* Your goal:
Revise the lines below by replacing every occurrence of "float32" with "float16" and keeping everything else unchanged. Leave the pictures out of your answer.

.....

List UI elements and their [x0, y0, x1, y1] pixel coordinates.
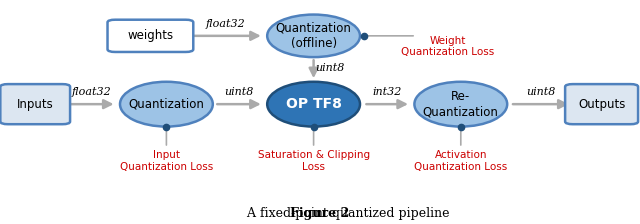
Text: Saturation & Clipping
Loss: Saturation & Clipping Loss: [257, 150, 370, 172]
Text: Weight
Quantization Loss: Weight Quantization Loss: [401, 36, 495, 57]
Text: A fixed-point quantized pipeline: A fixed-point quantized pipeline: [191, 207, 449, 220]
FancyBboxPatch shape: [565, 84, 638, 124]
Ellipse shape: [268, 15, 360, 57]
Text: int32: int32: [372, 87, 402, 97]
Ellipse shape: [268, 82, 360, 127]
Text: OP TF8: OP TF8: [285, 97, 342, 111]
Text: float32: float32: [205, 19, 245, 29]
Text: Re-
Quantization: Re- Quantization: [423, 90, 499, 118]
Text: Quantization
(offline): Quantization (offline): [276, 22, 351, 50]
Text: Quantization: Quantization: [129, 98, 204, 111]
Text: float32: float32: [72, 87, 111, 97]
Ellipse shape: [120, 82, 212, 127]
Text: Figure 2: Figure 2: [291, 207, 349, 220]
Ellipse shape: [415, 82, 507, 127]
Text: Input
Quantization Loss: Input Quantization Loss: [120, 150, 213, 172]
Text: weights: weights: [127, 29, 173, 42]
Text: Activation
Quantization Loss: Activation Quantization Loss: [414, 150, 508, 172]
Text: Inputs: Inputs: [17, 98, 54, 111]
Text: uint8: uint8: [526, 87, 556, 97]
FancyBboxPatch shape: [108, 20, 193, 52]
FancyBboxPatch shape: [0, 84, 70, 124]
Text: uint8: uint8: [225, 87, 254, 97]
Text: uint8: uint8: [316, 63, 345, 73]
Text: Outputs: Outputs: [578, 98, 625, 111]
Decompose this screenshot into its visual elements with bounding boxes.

.....

* Answer to this exercise:
List UI elements and their [x0, y0, x1, y1] pixel coordinates.
Text: Saturation & Clipping
Loss: Saturation & Clipping Loss: [257, 150, 370, 172]
Text: Weight
Quantization Loss: Weight Quantization Loss: [401, 36, 495, 57]
Text: A fixed-point quantized pipeline: A fixed-point quantized pipeline: [191, 207, 449, 220]
FancyBboxPatch shape: [565, 84, 638, 124]
Ellipse shape: [268, 15, 360, 57]
Text: int32: int32: [372, 87, 402, 97]
Ellipse shape: [268, 82, 360, 127]
Text: OP TF8: OP TF8: [285, 97, 342, 111]
Text: float16: float16: [205, 19, 245, 29]
Text: Re-
Quantization: Re- Quantization: [423, 90, 499, 118]
Text: Quantization
(offline): Quantization (offline): [276, 22, 351, 50]
Text: Quantization: Quantization: [129, 98, 204, 111]
Text: float16: float16: [72, 87, 111, 97]
Ellipse shape: [120, 82, 212, 127]
Text: Figure 2: Figure 2: [291, 207, 349, 220]
Ellipse shape: [415, 82, 507, 127]
Text: Input
Quantization Loss: Input Quantization Loss: [120, 150, 213, 172]
Text: weights: weights: [127, 29, 173, 42]
Text: Activation
Quantization Loss: Activation Quantization Loss: [414, 150, 508, 172]
Text: Inputs: Inputs: [17, 98, 54, 111]
Text: uint8: uint8: [526, 87, 556, 97]
FancyBboxPatch shape: [108, 20, 193, 52]
FancyBboxPatch shape: [0, 84, 70, 124]
Text: uint8: uint8: [225, 87, 254, 97]
Text: uint8: uint8: [316, 63, 345, 73]
Text: Outputs: Outputs: [578, 98, 625, 111]
Decompose this screenshot into its visual elements with bounding boxes.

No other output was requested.